▶ _EXERCISE_: Reproduce the data exactly; no word may be added or dropped.

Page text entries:
▼

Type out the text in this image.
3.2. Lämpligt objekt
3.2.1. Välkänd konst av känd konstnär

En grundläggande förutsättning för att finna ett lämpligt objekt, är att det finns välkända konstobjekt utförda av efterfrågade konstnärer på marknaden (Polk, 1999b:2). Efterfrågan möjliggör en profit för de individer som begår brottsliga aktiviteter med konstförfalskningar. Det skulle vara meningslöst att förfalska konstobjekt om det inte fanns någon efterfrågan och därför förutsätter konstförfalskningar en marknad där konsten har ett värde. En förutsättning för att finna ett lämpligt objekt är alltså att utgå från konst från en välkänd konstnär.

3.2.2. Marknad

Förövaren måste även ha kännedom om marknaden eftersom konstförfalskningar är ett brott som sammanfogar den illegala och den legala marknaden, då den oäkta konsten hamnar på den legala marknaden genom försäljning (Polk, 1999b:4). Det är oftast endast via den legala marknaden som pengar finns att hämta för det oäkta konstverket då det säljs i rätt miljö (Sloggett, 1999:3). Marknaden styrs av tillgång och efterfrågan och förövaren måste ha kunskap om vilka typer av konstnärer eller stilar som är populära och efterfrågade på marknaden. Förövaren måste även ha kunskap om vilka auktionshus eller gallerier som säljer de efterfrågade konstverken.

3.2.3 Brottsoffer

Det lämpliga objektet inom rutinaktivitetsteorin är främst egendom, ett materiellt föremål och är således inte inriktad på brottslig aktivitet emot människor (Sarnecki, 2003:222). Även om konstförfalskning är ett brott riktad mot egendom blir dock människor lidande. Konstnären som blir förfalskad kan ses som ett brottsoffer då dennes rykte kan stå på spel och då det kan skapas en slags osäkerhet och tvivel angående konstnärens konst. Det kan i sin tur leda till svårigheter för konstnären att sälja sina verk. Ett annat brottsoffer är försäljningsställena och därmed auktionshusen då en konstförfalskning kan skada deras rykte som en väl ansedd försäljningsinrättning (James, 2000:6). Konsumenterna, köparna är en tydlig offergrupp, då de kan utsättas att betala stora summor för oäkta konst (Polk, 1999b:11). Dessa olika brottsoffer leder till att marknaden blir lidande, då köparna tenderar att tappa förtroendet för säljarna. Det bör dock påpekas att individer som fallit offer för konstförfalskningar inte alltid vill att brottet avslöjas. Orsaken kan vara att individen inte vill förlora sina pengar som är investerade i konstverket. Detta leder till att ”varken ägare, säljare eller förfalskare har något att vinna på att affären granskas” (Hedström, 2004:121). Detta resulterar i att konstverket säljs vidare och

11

▲

▶ _OUTPUT OF THE EXERCISE_:
Type out the text in this image.
3.2. Lämpligt objekt
3.2.1. Välkänd konst av känd konstnär

En grundläggande förutsättning för att finna ett lämpligt objekt, är att det finns välkända konstobjekt utförda av efterfrågade konstnärer på marknaden (Polk, 1999b:2). Efterfrågan möjliggör en profit för de individer som begår brottsliga aktiviteter med konstförfalskningar. Det skulle vara meningslöst att förfalska konstobjekt om det inte fanns någon efterfrågan och därför förutsätter konstförfalskningar en marknad där konsten har ett värde. En förutsättning för att finna ett lämpligt objekt är alltså att utgå från konst från en välkänd konstnär.

3.2.2. Marknad

Förövaren måste även ha kännedom om marknaden eftersom konstförfalskningar är ett brott som sammanfogar den illegala och den legala marknaden, då den oäkta konsten hamnar på den legala marknaden genom försäljning (Polk, 1999b:4). Det är oftast endast via den legala marknaden som pengar finns att hämta för det oäkta konstverket då det säljs i rätt miljö (Sloggett, 1999:3). Marknaden styrs av tillgång och efterfrågan och förövaren måste ha kunskap om vilka typer av konstnärer eller stilar som är populära och efterfrågade på marknaden. Förövaren måste även ha kunskap om vilka auktionshus eller gallerier som säljer de efterfrågade konstverken.

3.2.3 Brottsoffer

Det lämpliga objektet inom rutinaktivitetsteorin är främst egendom, ett materiellt föremål och är således inte inriktad på brottslig aktivitet emot människor (Sarnecki, 2003:222). Även om konstförfalskning är ett brott riktad mot egendom blir dock människor lidande. Konstnären som blir förfalskad kan ses som ett brottsoffer då dennes rykte kan stå på spel och då det kan skapas en slags osäkerhet och tvivel angående konstnärens konst. Det kan i sin tur leda till svårigheter för konstnären att sälja sina verk. Ett annat brottsoffer är försäljningsställena och därmed auktionshusen då en konstförfalskning kan skada deras rykte som en väl ansedd försäljningsinrättning (James, 2000:6). Konsumenterna, köparna är en tydlig offergrupp, då de kan utsättas att betala stora summor för oäkta konst (Polk, 1999b:11). Dessa olika brottsoffer leder till att marknaden blir lidande, då köparna tenderar att tappa förtroendet för säljarna. Det bör dock påpekas att individer som fallit offer för konstförfalskningar inte alltid vill att brottet avslöjas. Orsaken kan vara att individen inte vill förlora sina pengar som är investerade i konstverket. Detta leder till att ”varken ägare, säljare eller förfalskare har något att vinna på att affären granskas” (Hedström, 2004:121). Detta resulterar i att konstverket säljs vidare och

11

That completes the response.